(Dataset items)
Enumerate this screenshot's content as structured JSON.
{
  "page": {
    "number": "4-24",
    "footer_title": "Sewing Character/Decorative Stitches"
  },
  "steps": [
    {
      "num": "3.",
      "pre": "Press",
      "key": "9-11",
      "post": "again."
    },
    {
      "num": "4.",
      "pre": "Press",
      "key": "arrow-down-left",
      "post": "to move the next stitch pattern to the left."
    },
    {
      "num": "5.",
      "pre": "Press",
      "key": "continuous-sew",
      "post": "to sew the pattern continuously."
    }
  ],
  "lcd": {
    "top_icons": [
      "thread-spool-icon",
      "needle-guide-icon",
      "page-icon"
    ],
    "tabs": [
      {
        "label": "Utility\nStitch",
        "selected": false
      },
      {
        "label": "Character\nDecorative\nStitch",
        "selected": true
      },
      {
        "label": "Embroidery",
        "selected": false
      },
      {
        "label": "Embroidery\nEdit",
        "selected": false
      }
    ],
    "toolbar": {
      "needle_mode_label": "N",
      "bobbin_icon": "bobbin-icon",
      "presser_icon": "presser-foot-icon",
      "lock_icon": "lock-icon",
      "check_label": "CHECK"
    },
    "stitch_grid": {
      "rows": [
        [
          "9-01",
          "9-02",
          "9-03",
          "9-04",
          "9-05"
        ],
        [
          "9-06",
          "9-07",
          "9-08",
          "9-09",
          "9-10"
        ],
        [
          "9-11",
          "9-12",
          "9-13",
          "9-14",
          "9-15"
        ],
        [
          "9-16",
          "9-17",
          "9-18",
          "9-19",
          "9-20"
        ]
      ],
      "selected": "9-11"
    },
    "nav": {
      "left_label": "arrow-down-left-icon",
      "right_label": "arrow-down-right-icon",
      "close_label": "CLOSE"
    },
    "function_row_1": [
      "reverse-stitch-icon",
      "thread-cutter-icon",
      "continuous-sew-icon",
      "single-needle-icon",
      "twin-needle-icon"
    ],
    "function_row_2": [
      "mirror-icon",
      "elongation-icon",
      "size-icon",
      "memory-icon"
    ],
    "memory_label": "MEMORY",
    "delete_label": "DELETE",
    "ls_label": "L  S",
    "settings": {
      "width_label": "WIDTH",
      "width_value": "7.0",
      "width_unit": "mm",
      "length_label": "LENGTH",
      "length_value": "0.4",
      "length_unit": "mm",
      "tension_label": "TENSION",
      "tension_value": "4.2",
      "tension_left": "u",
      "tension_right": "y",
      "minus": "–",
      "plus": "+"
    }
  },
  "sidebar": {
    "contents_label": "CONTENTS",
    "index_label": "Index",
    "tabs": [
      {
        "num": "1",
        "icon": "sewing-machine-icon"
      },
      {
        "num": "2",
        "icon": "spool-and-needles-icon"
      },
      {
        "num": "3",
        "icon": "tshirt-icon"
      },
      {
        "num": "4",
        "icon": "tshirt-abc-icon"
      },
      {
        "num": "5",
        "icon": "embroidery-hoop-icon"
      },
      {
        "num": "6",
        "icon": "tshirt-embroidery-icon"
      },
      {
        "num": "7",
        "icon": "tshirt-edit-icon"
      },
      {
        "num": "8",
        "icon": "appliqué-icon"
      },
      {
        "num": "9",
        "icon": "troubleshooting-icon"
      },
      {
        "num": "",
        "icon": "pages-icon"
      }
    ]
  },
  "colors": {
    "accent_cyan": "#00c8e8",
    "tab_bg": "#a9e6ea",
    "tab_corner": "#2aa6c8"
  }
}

[REQUIREMENT]: Reproduce each record exactly, leaving nothing out.

[SOLUTION FOR THIS PROBLEM]:
Enumerate this screenshot's content as structured JSON.
{
  "page": {
    "number": "4-24",
    "footer_title": "Sewing Character/Decorative Stitches"
  },
  "steps": [
    {
      "num": "3.",
      "pre": "Press",
      "key": "9-11",
      "post": "again."
    },
    {
      "num": "4.",
      "pre": "Press",
      "key": "arrow-down-left",
      "post": "to move the next stitch pattern to the left."
    },
    {
      "num": "5.",
      "pre": "Press",
      "key": "continuous-sew",
      "post": "to sew the pattern continuously."
    }
  ],
  "lcd": {
    "top_icons": [
      "thread-spool-icon",
      "needle-guide-icon",
      "page-icon"
    ],
    "tabs": [
      {
        "label": "Utility\nStitch",
        "selected": false
      },
      {
        "label": "Character\nDecorative\nStitch",
        "selected": true
      },
      {
        "label": "Embroidery",
        "selected": false
      },
      {
        "label": "Embroidery\nEdit",
        "selected": false
      }
    ],
    "toolbar": {
      "needle_mode_label": "N",
      "bobbin_icon": "bobbin-icon",
      "presser_icon": "presser-foot-icon",
      "lock_icon": "lock-icon",
      "check_label": "CHECK"
    },
    "stitch_grid": {
      "rows": [
        [
          "9-01",
          "9-02",
          "9-03",
          "9-04",
          "9-05"
        ],
        [
          "9-06",
          "9-07",
          "9-08",
          "9-09",
          "9-10"
        ],
        [
          "9-11",
          "9-12",
          "9-13",
          "9-14",
          "9-15"
        ],
        [
          "9-16",
          "9-17",
          "9-18",
          "9-19",
          "9-20"
        ]
      ],
      "selected": "9-11"
    },
    "nav": {
      "left_label": "arrow-down-left-icon",
      "right_label": "arrow-down-right-icon",
      "close_label": "CLOSE"
    },
    "function_row_1": [
      "reverse-stitch-icon",
      "thread-cutter-icon",
      "continuous-sew-icon",
      "single-needle-icon",
      "twin-needle-icon"
    ],
    "function_row_2": [
      "mirror-icon",
      "elongation-icon",
      "size-icon",
      "memory-icon"
    ],
    "memory_label": "MEMORY",
    "delete_label": "DELETE",
    "ls_label": "L  S",
    "settings": {
      "width_label": "WIDTH",
      "width_value": "7.0",
      "width_unit": "mm",
      "length_label": "LENGTH",
      "length_value": "0.4",
      "length_unit": "mm",
      "tension_label": "TENSION",
      "tension_value": "4.2",
      "tension_left": "u",
      "tension_right": "y",
      "minus": "–",
      "plus": "+"
    }
  },
  "sidebar": {
    "contents_label": "CONTENTS",
    "index_label": "Index",
    "tabs": [
      {
        "num": "1",
        "icon": "sewing-machine-icon"
      },
      {
        "num": "2",
        "icon": "spool-and-needles-icon"
      },
      {
        "num": "3",
        "icon": "tshirt-icon"
      },
      {
        "num": "4",
        "icon": "tshirt-abc-icon"
      },
      {
        "num": "5",
        "icon": "embroidery-hoop-icon"
      },
      {
        "num": "6",
        "icon": "tshirt-embroidery-icon"
      },
      {
        "num": "7",
        "icon": "tshirt-edit-icon"
      },
      {
        "num": "8",
        "icon": "appliqué-icon"
      },
      {
        "num": "9",
        "icon": "troubleshooting-icon"
      },
      {
        "num": "",
        "icon": "pages-icon"
      }
    ]
  },
  "colors": {
    "accent_cyan": "#00c8e8",
    "tab_bg": "#a9e6ea",
    "tab_corner": "#2aa6c8"
  }
}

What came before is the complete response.